# Entries

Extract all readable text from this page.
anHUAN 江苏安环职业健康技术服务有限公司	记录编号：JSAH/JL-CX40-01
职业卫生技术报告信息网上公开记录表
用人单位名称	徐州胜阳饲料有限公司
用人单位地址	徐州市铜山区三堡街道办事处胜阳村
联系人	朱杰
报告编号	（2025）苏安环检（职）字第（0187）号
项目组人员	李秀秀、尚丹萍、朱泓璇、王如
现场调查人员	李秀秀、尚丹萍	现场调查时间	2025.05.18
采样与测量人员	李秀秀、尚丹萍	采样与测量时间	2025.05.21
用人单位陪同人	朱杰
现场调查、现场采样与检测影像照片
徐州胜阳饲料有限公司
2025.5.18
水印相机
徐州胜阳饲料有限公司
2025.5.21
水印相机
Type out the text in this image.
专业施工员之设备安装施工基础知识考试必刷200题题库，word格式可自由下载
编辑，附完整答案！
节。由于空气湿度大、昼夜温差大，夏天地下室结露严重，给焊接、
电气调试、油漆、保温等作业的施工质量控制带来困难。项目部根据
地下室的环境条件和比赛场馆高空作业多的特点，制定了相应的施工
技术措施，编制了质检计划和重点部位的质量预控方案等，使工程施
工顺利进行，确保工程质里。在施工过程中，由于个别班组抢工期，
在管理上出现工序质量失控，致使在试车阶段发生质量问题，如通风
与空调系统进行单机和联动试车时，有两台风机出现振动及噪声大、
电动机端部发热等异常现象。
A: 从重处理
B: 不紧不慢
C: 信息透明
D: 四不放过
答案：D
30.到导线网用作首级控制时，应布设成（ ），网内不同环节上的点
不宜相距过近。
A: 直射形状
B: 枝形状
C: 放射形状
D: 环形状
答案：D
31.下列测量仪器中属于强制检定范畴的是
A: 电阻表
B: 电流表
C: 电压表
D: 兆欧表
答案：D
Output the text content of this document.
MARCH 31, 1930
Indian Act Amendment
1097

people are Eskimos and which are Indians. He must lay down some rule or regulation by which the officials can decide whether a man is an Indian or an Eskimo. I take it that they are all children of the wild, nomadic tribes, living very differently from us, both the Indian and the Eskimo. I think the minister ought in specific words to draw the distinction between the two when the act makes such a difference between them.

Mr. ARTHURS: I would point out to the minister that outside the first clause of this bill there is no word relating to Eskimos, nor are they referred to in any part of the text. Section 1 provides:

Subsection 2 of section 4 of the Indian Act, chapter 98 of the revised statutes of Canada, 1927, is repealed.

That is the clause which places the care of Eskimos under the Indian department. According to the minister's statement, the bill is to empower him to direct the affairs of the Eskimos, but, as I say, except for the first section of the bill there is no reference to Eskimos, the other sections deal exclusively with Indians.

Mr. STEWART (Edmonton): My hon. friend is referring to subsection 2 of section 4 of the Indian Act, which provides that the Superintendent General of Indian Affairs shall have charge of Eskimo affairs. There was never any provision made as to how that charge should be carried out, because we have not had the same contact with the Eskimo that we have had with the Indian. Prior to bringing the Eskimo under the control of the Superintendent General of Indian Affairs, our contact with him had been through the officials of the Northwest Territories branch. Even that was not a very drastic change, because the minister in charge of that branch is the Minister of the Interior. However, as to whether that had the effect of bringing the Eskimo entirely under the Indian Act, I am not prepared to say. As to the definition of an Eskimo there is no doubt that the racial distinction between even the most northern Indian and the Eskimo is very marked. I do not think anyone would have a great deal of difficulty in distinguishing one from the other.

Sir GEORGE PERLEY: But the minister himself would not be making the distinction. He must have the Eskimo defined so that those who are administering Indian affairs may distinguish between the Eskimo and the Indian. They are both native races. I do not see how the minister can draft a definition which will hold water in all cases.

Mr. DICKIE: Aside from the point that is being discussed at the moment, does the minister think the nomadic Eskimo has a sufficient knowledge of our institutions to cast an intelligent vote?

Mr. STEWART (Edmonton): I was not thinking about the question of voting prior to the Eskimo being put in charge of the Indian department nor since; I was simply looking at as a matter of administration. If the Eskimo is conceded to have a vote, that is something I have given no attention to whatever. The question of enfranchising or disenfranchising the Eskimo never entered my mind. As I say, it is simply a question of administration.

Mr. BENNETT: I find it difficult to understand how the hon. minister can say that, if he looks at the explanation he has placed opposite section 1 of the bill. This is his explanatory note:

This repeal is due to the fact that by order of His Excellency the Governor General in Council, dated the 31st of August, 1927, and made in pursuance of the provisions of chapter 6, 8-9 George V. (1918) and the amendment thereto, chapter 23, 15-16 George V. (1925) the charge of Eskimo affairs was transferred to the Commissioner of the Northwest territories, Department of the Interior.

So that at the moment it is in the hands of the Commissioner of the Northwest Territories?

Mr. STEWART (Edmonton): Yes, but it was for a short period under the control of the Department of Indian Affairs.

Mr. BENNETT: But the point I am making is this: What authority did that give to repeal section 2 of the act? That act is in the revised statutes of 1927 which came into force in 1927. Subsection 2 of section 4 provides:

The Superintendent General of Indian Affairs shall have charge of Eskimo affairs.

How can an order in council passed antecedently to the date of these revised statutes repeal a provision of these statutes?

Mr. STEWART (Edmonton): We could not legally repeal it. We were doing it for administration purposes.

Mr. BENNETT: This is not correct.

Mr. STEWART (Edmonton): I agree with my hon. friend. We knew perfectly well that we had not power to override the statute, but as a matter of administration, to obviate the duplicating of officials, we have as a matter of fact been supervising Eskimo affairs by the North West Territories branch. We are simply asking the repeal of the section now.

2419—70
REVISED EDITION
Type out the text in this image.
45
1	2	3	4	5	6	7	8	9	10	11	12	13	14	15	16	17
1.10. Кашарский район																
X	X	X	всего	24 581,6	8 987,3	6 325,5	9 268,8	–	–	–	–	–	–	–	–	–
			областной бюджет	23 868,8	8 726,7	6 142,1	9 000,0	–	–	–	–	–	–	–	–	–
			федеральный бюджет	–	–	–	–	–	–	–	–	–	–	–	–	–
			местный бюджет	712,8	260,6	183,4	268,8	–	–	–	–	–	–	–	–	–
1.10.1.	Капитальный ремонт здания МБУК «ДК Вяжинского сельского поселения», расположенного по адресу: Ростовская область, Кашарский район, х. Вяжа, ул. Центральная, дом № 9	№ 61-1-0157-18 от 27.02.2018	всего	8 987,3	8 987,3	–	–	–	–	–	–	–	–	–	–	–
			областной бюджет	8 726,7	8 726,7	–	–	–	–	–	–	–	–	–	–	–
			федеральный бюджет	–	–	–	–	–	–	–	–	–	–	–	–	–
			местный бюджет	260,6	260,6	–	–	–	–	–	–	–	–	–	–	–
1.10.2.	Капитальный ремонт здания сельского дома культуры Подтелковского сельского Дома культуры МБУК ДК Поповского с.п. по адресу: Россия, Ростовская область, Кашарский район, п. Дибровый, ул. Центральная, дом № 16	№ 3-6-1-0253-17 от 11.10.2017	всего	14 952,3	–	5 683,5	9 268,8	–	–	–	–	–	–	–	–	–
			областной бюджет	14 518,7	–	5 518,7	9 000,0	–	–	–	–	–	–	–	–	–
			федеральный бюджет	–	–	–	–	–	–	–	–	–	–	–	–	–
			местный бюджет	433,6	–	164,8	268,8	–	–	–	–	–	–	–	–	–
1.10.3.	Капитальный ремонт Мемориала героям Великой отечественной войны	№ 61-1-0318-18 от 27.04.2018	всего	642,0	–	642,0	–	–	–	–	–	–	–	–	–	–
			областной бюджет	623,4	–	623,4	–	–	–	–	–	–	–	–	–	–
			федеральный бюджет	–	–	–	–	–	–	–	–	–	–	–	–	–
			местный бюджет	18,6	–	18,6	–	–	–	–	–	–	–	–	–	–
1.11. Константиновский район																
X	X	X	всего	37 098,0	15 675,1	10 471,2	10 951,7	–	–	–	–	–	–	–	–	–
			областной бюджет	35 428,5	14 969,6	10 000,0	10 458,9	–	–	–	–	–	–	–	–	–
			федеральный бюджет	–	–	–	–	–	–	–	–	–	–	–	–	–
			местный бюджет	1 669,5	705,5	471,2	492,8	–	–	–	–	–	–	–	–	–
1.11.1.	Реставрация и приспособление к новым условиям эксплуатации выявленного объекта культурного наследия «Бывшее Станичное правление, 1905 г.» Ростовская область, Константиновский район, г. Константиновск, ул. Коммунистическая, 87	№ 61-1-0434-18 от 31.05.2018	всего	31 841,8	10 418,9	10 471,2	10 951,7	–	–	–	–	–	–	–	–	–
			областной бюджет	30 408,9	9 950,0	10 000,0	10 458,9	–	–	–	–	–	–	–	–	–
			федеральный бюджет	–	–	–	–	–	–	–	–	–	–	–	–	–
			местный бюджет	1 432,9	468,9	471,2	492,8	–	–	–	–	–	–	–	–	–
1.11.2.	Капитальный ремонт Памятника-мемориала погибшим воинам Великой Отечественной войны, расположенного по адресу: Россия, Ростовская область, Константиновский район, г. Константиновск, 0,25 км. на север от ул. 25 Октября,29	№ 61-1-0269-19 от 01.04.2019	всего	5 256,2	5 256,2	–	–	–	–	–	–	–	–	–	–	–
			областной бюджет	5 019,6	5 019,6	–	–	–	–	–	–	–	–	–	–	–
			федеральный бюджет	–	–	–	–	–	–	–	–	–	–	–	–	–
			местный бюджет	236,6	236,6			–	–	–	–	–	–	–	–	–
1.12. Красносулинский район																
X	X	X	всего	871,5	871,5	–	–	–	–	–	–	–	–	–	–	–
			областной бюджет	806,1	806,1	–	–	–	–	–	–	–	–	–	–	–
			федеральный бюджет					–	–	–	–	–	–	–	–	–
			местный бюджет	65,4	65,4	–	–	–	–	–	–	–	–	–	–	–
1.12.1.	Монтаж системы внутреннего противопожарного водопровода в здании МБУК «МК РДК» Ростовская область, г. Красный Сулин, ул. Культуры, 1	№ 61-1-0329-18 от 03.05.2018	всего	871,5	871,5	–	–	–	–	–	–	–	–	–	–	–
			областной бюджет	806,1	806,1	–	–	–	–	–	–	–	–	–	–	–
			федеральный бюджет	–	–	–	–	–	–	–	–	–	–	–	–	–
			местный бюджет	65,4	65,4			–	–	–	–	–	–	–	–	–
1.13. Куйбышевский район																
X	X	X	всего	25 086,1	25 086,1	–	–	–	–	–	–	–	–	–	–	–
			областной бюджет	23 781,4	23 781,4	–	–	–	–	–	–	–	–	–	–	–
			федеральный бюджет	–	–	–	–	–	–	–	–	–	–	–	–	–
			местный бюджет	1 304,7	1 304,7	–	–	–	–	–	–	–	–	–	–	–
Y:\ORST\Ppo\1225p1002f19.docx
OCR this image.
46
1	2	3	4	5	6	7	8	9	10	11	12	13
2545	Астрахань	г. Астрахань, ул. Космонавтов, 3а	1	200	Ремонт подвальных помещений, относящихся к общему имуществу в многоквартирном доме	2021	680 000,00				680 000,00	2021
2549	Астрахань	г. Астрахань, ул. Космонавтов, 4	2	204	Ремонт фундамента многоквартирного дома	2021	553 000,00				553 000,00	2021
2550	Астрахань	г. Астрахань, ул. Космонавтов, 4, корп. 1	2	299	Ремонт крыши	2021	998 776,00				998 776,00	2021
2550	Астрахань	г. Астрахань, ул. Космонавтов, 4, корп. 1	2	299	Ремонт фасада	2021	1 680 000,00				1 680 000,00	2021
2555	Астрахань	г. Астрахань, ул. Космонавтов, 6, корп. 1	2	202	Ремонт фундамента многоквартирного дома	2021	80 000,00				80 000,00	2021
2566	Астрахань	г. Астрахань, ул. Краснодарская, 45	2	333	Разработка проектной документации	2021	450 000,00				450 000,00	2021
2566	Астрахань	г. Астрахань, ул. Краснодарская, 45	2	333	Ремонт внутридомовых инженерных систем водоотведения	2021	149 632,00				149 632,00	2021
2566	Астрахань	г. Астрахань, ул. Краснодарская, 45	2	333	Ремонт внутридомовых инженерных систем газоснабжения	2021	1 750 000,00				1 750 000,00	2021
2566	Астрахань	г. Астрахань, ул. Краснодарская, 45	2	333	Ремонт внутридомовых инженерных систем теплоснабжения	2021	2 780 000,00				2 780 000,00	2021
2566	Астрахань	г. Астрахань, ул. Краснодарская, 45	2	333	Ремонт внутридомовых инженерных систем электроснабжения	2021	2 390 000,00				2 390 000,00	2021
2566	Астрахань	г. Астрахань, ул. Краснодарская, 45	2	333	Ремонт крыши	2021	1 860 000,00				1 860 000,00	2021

# Requirement
Reproduce exactly the line containing "OCR this image." and every line after it through the end of the records above, and nothing else.

# Solution for this problem
OCR this image.
46
1	2	3	4	5	6	7	8	9	10	11	12	13
2545	Астрахань	г. Астрахань, ул. Космонавтов, 3а	1	200	Ремонт подвальных помещений, относящихся к общему имуществу в многоквартирном доме	2021	680 000,00				680 000,00	2021
2549	Астрахань	г. Астрахань, ул. Космонавтов, 4	2	204	Ремонт фундамента многоквартирного дома	2021	553 000,00				553 000,00	2021
2550	Астрахань	г. Астрахань, ул. Космонавтов, 4, корп. 1	2	299	Ремонт крыши	2021	998 776,00				998 776,00	2021
2550	Астрахань	г. Астрахань, ул. Космонавтов, 4, корп. 1	2	299	Ремонт фасада	2021	1 680 000,00				1 680 000,00	2021
2555	Астрахань	г. Астрахань, ул. Космонавтов, 6, корп. 1	2	202	Ремонт фундамента многоквартирного дома	2021	80 000,00				80 000,00	2021
2566	Астрахань	г. Астрахань, ул. Краснодарская, 45	2	333	Разработка проектной документации	2021	450 000,00				450 000,00	2021
2566	Астрахань	г. Астрахань, ул. Краснодарская, 45	2	333	Ремонт внутридомовых инженерных систем водоотведения	2021	149 632,00				149 632,00	2021
2566	Астрахань	г. Астрахань, ул. Краснодарская, 45	2	333	Ремонт внутридомовых инженерных систем газоснабжения	2021	1 750 000,00				1 750 000,00	2021
2566	Астрахань	г. Астрахань, ул. Краснодарская, 45	2	333	Ремонт внутридомовых инженерных систем теплоснабжения	2021	2 780 000,00				2 780 000,00	2021
2566	Астрахань	г. Астрахань, ул. Краснодарская, 45	2	333	Ремонт внутридомовых инженерных систем электроснабжения	2021	2 390 000,00				2 390 000,00	2021
2566	Астрахань	г. Астрахань, ул. Краснодарская, 45	2	333	Ремонт крыши	2021	1 860 000,00				1 860 000,00	2021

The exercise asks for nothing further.